====== DATA IN THIS EXERCISE
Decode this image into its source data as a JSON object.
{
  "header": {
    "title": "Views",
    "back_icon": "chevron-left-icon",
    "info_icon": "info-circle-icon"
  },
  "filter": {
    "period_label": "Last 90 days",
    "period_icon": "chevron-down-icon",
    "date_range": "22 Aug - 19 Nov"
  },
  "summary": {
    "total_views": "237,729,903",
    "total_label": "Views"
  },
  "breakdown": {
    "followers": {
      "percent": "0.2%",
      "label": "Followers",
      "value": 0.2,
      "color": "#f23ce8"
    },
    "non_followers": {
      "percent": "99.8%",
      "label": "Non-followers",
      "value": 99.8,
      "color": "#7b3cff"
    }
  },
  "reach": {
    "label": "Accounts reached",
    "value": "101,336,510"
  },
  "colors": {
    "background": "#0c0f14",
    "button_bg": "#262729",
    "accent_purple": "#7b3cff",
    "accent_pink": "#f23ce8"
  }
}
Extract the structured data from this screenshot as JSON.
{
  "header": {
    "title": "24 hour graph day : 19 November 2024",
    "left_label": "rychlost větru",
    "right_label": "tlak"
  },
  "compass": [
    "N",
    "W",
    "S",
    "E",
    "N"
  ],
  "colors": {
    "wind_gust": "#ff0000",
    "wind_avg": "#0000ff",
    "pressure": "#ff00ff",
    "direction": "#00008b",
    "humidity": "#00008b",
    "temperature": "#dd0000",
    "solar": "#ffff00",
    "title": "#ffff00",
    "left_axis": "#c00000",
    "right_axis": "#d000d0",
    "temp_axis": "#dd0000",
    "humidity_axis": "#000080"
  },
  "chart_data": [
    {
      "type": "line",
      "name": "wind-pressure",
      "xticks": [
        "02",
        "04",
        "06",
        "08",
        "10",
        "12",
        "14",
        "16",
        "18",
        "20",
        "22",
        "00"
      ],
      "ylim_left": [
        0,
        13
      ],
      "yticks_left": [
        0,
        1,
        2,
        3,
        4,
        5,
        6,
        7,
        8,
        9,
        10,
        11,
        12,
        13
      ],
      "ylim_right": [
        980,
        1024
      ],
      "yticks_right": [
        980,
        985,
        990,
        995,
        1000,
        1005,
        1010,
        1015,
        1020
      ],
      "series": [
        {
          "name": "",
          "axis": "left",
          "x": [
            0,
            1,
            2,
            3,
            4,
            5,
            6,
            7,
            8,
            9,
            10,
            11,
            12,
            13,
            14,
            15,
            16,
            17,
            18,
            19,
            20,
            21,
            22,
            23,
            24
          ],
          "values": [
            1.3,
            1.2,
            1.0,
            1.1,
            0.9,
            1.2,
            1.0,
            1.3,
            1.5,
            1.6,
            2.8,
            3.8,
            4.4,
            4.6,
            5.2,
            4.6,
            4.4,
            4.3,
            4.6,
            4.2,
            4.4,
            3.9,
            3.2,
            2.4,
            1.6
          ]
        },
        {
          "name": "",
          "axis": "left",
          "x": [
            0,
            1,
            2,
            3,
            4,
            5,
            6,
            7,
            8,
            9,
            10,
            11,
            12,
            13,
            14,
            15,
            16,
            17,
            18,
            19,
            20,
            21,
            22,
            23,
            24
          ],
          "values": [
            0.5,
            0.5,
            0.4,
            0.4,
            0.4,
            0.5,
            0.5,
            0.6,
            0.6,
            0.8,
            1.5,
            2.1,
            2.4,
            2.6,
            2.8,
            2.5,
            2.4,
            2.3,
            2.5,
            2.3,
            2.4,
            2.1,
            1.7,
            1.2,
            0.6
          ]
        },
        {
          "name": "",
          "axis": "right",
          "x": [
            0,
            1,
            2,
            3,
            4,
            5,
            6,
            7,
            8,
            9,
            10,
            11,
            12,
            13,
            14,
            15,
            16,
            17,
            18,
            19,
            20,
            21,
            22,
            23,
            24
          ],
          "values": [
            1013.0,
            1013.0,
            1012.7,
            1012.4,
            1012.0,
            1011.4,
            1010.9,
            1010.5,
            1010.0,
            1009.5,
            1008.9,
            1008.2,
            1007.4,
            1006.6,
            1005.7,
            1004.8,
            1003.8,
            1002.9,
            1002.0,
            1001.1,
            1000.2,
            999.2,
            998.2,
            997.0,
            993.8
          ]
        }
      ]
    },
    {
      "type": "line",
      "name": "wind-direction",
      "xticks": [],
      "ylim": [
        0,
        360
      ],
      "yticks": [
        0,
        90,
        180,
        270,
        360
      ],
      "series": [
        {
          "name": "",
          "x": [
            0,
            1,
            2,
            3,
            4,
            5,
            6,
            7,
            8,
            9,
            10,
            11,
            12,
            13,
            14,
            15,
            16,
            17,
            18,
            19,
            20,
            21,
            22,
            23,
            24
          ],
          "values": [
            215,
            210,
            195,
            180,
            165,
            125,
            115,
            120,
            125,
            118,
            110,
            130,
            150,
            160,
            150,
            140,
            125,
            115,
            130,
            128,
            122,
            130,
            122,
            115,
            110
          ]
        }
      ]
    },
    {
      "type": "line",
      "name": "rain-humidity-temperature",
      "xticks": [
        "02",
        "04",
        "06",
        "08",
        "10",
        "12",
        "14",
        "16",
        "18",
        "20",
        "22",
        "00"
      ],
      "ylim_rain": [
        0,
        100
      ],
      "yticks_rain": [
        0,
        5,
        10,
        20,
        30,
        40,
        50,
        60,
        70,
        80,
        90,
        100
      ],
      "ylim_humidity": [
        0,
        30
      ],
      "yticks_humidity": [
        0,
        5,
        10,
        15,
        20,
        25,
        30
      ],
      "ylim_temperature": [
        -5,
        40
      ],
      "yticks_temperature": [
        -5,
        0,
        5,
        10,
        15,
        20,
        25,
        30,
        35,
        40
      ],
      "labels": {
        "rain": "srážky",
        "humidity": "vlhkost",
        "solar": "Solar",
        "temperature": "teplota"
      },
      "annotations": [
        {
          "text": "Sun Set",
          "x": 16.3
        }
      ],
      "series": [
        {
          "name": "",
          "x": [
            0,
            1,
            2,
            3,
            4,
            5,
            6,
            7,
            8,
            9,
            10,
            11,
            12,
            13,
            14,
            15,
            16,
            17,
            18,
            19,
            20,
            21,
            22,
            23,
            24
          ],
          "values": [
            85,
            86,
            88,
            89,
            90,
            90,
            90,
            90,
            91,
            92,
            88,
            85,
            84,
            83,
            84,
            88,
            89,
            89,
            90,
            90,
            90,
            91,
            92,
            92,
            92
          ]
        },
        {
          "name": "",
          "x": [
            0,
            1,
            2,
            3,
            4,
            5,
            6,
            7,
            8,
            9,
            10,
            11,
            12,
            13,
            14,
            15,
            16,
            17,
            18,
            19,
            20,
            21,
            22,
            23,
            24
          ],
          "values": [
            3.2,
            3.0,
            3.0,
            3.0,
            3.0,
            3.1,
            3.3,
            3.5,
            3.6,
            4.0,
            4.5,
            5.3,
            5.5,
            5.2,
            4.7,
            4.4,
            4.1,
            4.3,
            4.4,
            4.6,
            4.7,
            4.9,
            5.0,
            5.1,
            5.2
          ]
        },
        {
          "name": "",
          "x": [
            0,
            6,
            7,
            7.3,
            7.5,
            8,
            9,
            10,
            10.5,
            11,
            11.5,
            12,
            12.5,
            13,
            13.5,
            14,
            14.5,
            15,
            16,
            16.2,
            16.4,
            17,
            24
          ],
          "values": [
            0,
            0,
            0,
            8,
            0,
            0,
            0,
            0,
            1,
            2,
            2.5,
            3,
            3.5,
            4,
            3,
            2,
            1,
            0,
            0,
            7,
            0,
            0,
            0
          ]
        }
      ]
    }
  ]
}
============
DIRECTIONS FOR THIS TASK: Set down the listing in full, keeping every word exactly as it is.

SOLUTION TO THIS EXERCISE:
Decode this image into its source data as a JSON object.
{
  "header": {
    "title": "Views",
    "back_icon": "chevron-left-icon",
    "info_icon": "info-circle-icon"
  },
  "filter": {
    "period_label": "Last 90 days",
    "period_icon": "chevron-down-icon",
    "date_range": "22 Aug - 19 Nov"
  },
  "summary": {
    "total_views": "237,729,903",
    "total_label": "Views"
  },
  "breakdown": {
    "followers": {
      "percent": "0.2%",
      "label": "Followers",
      "value": 0.2,
      "color": "#f23ce8"
    },
    "non_followers": {
      "percent": "99.8%",
      "label": "Non-followers",
      "value": 99.8,
      "color": "#7b3cff"
    }
  },
  "reach": {
    "label": "Accounts reached",
    "value": "101,336,510"
  },
  "colors": {
    "background": "#0c0f14",
    "button_bg": "#262729",
    "accent_purple": "#7b3cff",
    "accent_pink": "#f23ce8"
  }
}
Extract the structured data from this screenshot as JSON.
{
  "header": {
    "title": "24 hour graph day : 19 November 2024",
    "left_label": "rychlost větru",
    "right_label": "tlak"
  },
  "compass": [
    "N",
    "W",
    "S",
    "E",
    "N"
  ],
  "colors": {
    "wind_gust": "#ff0000",
    "wind_avg": "#0000ff",
    "pressure": "#ff00ff",
    "direction": "#00008b",
    "humidity": "#00008b",
    "temperature": "#dd0000",
    "solar": "#ffff00",
    "title": "#ffff00",
    "left_axis": "#c00000",
    "right_axis": "#d000d0",
    "temp_axis": "#dd0000",
    "humidity_axis": "#000080"
  },
  "chart_data": [
    {
      "type": "line",
      "name": "wind-pressure",
      "xticks": [
        "02",
        "04",
        "06",
        "08",
        "10",
        "12",
        "14",
        "16",
        "18",
        "20",
        "22",
        "00"
      ],
      "ylim_left": [
        0,
        13
      ],
      "yticks_left": [
        0,
        1,
        2,
        3,
        4,
        5,
        6,
        7,
        8,
        9,
        10,
        11,
        12,
        13
      ],
      "ylim_right": [
        980,
        1024
      ],
      "yticks_right": [
        980,
        985,
        990,
        995,
        1000,
        1005,
        1010,
        1015,
        1020
      ],
      "series": [
        {
          "name": "",
          "axis": "left",
          "x": [
            0,
            1,
            2,
            3,
            4,
            5,
            6,
            7,
            8,
            9,
            10,
            11,
            12,
            13,
            14,
            15,
            16,
            17,
            18,
            19,
            20,
            21,
            22,
            23,
            24
          ],
          "values": [
            1.3,
            1.2,
            1.0,
            1.1,
            0.9,
            1.2,
            1.0,
            1.3,
            1.5,
            1.6,
            2.8,
            3.8,
            4.4,
            4.6,
            5.2,
            4.6,
            4.4,
            4.3,
            4.6,
            4.2,
            4.4,
            3.9,
            3.2,
            2.4,
            1.6
          ]
        },
        {
          "name": "",
          "axis": "left",
          "x": [
            0,
            1,
            2,
            3,
            4,
            5,
            6,
            7,
            8,
            9,
            10,
            11,
            12,
            13,
            14,
            15,
            16,
            17,
            18,
            19,
            20,
            21,
            22,
            23,
            24
          ],
          "values": [
            0.5,
            0.5,
            0.4,
            0.4,
            0.4,
            0.5,
            0.5,
            0.6,
            0.6,
            0.8,
            1.5,
            2.1,
            2.4,
            2.6,
            2.8,
            2.5,
            2.4,
            2.3,
            2.5,
            2.3,
            2.4,
            2.1,
            1.7,
            1.2,
            0.6
          ]
        },
        {
          "name": "",
          "axis": "right",
          "x": [
            0,
            1,
            2,
            3,
            4,
            5,
            6,
            7,
            8,
            9,
            10,
            11,
            12,
            13,
            14,
            15,
            16,
            17,
            18,
            19,
            20,
            21,
            22,
            23,
            24
          ],
          "values": [
            1013.0,
            1013.0,
            1012.7,
            1012.4,
            1012.0,
            1011.4,
            1010.9,
            1010.5,
            1010.0,
            1009.5,
            1008.9,
            1008.2,
            1007.4,
            1006.6,
            1005.7,
            1004.8,
            1003.8,
            1002.9,
            1002.0,
            1001.1,
            1000.2,
            999.2,
            998.2,
            997.0,
            993.8
          ]
        }
      ]
    },
    {
      "type": "line",
      "name": "wind-direction",
      "xticks": [],
      "ylim": [
        0,
        360
      ],
      "yticks": [
        0,
        90,
        180,
        270,
        360
      ],
      "series": [
        {
          "name": "",
          "x": [
            0,
            1,
            2,
            3,
            4,
            5,
            6,
            7,
            8,
            9,
            10,
            11,
            12,
            13,
            14,
            15,
            16,
            17,
            18,
            19,
            20,
            21,
            22,
            23,
            24
          ],
          "values": [
            215,
            210,
            195,
            180,
            165,
            125,
            115,
            120,
            125,
            118,
            110,
            130,
            150,
            160,
            150,
            140,
            125,
            115,
            130,
            128,
            122,
            130,
            122,
            115,
            110
          ]
        }
      ]
    },
    {
      "type": "line",
      "name": "rain-humidity-temperature",
      "xticks": [
        "02",
        "04",
        "06",
        "08",
        "10",
        "12",
        "14",
        "16",
        "18",
        "20",
        "22",
        "00"
      ],
      "ylim_rain": [
        0,
        100
      ],
      "yticks_rain": [
        0,
        5,
        10,
        20,
        30,
        40,
        50,
        60,
        70,
        80,
        90,
        100
      ],
      "ylim_humidity": [
        0,
        30
      ],
      "yticks_humidity": [
        0,
        5,
        10,
        15,
        20,
        25,
        30
      ],
      "ylim_temperature": [
        -5,
        40
      ],
      "yticks_temperature": [
        -5,
        0,
        5,
        10,
        15,
        20,
        25,
        30,
        35,
        40
      ],
      "labels": {
        "rain": "srážky",
        "humidity": "vlhkost",
        "solar": "Solar",
        "temperature": "teplota"
      },
      "annotations": [
        {
          "text": "Sun Set",
          "x": 16.3
        }
      ],
      "series": [
        {
          "name": "",
          "x": [
            0,
            1,
            2,
            3,
            4,
            5,
            6,
            7,
            8,
            9,
            10,
            11,
            12,
            13,
            14,
            15,
            16,
            17,
            18,
            19,
            20,
            21,
            22,
            23,
            24
          ],
          "values": [
            85,
            86,
            88,
            89,
            90,
            90,
            90,
            90,
            91,
            92,
            88,
            85,
            84,
            83,
            84,
            88,
            89,
            89,
            90,
            90,
            90,
            91,
            92,
            92,
            92
          ]
        },
        {
          "name": "",
          "x": [
            0,
            1,
            2,
            3,
            4,
            5,
            6,
            7,
            8,
            9,
            10,
            11,
            12,
            13,
            14,
            15,
            16,
            17,
            18,
            19,
            20,
            21,
            22,
            23,
            24
          ],
          "values": [
            3.2,
            3.0,
            3.0,
            3.0,
            3.0,
            3.1,
            3.3,
            3.5,
            3.6,
            4.0,
            4.5,
            5.3,
            5.5,
            5.2,
            4.7,
            4.4,
            4.1,
            4.3,
            4.4,
            4.6,
            4.7,
            4.9,
            5.0,
            5.1,
            5.2
          ]
        },
        {
          "name": "",
          "x": [
            0,
            6,
            7,
            7.3,
            7.5,
            8,
            9,
            10,
            10.5,
            11,
            11.5,
            12,
            12.5,
            13,
            13.5,
            14,
            14.5,
            15,
            16,
            16.2,
            16.4,
            17,
            24
          ],
          "values": [
            0,
            0,
            0,
            8,
            0,
            0,
            0,
            0,
            1,
            2,
            2.5,
            3,
            3.5,
            4,
            3,
            2,
            1,
            0,
            0,
            7,
            0,
            0,
            0
          ]
        }
      ]
    }
  ]
}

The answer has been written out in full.